● RECORDS:
[start]
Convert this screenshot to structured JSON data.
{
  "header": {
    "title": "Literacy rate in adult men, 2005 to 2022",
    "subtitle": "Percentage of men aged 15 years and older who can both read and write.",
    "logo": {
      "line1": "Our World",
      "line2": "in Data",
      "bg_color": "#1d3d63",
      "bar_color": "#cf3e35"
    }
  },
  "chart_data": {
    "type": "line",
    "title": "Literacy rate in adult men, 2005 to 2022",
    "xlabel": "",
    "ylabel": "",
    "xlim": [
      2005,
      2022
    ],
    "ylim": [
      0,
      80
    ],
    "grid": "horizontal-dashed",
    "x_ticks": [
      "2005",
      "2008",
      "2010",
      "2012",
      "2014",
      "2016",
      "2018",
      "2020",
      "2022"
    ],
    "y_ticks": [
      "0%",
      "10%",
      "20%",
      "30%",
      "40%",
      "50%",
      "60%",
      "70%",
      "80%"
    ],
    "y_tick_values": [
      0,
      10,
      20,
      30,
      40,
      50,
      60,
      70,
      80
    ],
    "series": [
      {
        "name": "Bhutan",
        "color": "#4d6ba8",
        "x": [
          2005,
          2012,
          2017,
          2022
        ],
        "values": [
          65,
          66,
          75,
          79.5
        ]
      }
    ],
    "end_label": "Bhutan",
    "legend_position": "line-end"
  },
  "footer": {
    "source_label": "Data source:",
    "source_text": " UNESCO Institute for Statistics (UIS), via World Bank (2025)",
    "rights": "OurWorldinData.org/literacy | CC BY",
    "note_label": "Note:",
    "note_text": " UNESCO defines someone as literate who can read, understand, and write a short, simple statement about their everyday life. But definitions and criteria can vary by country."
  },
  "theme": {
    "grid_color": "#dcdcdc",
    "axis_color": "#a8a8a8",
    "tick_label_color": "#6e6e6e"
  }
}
[end]
● PROBLEM TO WORK ON: Tally the lines that hold the string "read" and state the total, nothing more.

● CORRECT RESULT: 2